PROBLEM TO WORK ON: Reproduce the listing word for word, leaving every picture behind.

ENTRIES SUPPLIED:
┄┄┄┄┄┄┄┄┄┄

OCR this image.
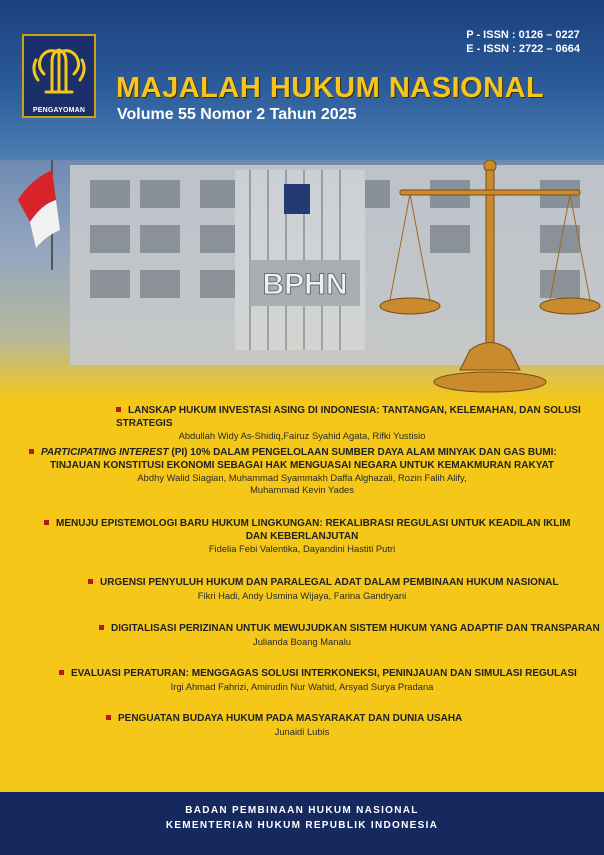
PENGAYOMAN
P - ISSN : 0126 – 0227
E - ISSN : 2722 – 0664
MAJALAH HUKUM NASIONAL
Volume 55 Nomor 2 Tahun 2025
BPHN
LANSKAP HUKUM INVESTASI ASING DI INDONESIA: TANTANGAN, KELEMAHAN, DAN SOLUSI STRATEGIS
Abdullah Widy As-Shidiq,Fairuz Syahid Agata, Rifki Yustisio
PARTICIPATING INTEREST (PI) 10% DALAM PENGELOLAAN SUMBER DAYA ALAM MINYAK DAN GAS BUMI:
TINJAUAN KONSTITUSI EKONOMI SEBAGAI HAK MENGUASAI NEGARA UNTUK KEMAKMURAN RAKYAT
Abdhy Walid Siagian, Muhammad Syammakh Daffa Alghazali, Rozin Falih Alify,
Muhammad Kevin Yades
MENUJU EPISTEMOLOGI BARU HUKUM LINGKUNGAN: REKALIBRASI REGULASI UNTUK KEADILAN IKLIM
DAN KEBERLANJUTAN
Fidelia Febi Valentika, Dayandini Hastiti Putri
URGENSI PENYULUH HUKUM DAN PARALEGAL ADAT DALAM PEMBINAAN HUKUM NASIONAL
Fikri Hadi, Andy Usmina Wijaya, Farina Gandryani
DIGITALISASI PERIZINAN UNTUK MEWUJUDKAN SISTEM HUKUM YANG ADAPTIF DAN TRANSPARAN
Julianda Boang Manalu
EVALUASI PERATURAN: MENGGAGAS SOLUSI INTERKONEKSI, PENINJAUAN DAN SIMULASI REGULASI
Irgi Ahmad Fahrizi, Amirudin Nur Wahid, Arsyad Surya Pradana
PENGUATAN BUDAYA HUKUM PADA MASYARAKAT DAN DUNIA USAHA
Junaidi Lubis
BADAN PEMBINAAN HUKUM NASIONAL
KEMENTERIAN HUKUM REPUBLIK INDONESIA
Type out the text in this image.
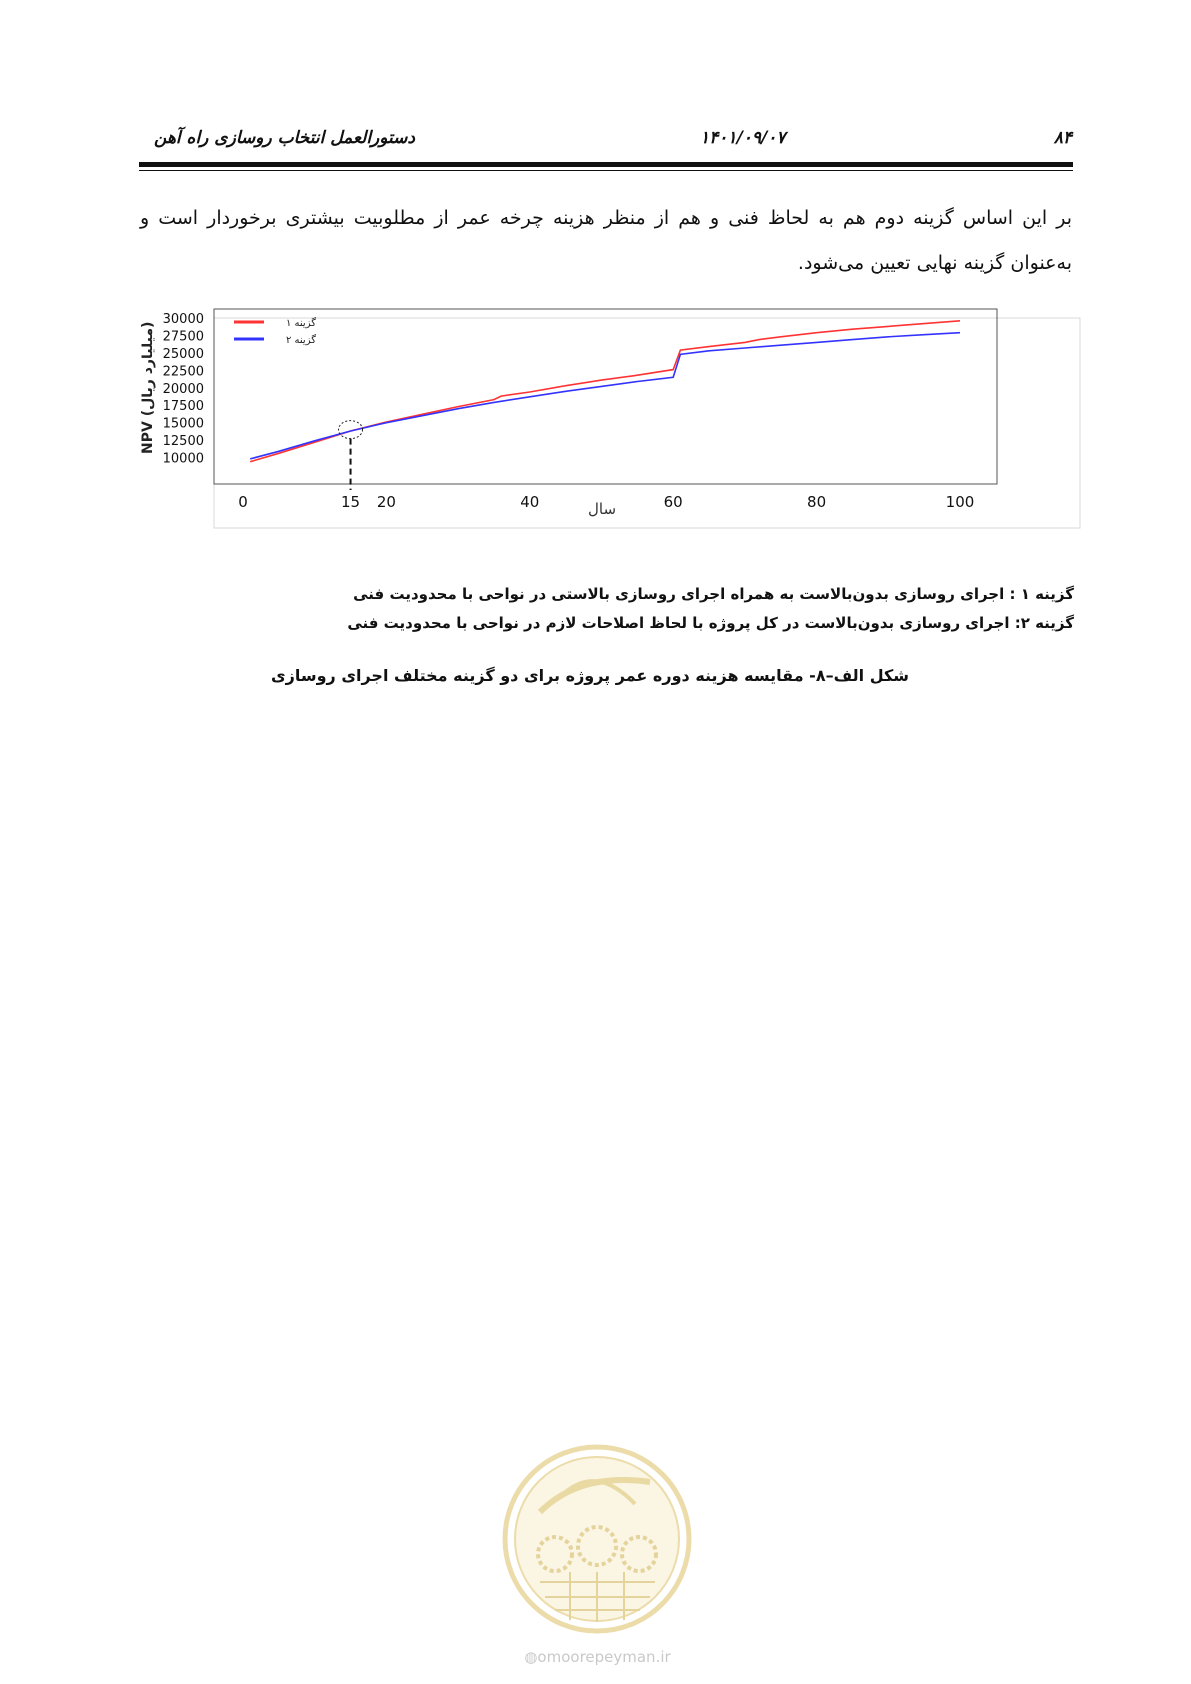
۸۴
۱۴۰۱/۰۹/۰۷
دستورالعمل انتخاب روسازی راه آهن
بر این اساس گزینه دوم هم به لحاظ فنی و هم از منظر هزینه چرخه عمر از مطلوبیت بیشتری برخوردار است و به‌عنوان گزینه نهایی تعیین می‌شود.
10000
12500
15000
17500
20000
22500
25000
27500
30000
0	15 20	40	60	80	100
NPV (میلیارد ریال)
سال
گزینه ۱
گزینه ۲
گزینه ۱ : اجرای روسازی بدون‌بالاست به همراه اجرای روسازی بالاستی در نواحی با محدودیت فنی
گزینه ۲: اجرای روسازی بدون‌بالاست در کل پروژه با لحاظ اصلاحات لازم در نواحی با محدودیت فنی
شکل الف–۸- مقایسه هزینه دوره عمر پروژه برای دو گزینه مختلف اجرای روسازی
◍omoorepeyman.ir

┄┄┄┄┄┄┄┄┄┄

TASK ANSWER:
OCR this image.
PENGAYOMAN
P - ISSN : 0126 – 0227
E - ISSN : 2722 – 0664
MAJALAH HUKUM NASIONAL
Volume 55 Nomor 2 Tahun 2025
BPHN
LANSKAP HUKUM INVESTASI ASING DI INDONESIA: TANTANGAN, KELEMAHAN, DAN SOLUSI STRATEGIS
Abdullah Widy As-Shidiq,Fairuz Syahid Agata, Rifki Yustisio
PARTICIPATING INTEREST (PI) 10% DALAM PENGELOLAAN SUMBER DAYA ALAM MINYAK DAN GAS BUMI:
TINJAUAN KONSTITUSI EKONOMI SEBAGAI HAK MENGUASAI NEGARA UNTUK KEMAKMURAN RAKYAT
Abdhy Walid Siagian, Muhammad Syammakh Daffa Alghazali, Rozin Falih Alify,
Muhammad Kevin Yades
MENUJU EPISTEMOLOGI BARU HUKUM LINGKUNGAN: REKALIBRASI REGULASI UNTUK KEADILAN IKLIM
DAN KEBERLANJUTAN
Fidelia Febi Valentika, Dayandini Hastiti Putri
URGENSI PENYULUH HUKUM DAN PARALEGAL ADAT DALAM PEMBINAAN HUKUM NASIONAL
Fikri Hadi, Andy Usmina Wijaya, Farina Gandryani
DIGITALISASI PERIZINAN UNTUK MEWUJUDKAN SISTEM HUKUM YANG ADAPTIF DAN TRANSPARAN
Julianda Boang Manalu
EVALUASI PERATURAN: MENGGAGAS SOLUSI INTERKONEKSI, PENINJAUAN DAN SIMULASI REGULASI
Irgi Ahmad Fahrizi, Amirudin Nur Wahid, Arsyad Surya Pradana
PENGUATAN BUDAYA HUKUM PADA MASYARAKAT DAN DUNIA USAHA
Junaidi Lubis
BADAN PEMBINAAN HUKUM NASIONAL
KEMENTERIAN HUKUM REPUBLIK INDONESIA
Type out the text in this image.
۸۴
۱۴۰۱/۰۹/۰۷
دستورالعمل انتخاب روسازی راه آهن
بر این اساس گزینه دوم هم به لحاظ فنی و هم از منظر هزینه چرخه عمر از مطلوبیت بیشتری برخوردار است و به‌عنوان گزینه نهایی تعیین می‌شود.
10000
12500
15000
17500
20000
22500
25000
27500
30000
0	15 20	40	60	80	100
NPV (میلیارد ریال)
سال
گزینه ۱
گزینه ۲
گزینه ۱ : اجرای روسازی بدون‌بالاست به همراه اجرای روسازی بالاستی در نواحی با محدودیت فنی
گزینه ۲: اجرای روسازی بدون‌بالاست در کل پروژه با لحاظ اصلاحات لازم در نواحی با محدودیت فنی
شکل الف–۸- مقایسه هزینه دوره عمر پروژه برای دو گزینه مختلف اجرای روسازی
◍omoorepeyman.ir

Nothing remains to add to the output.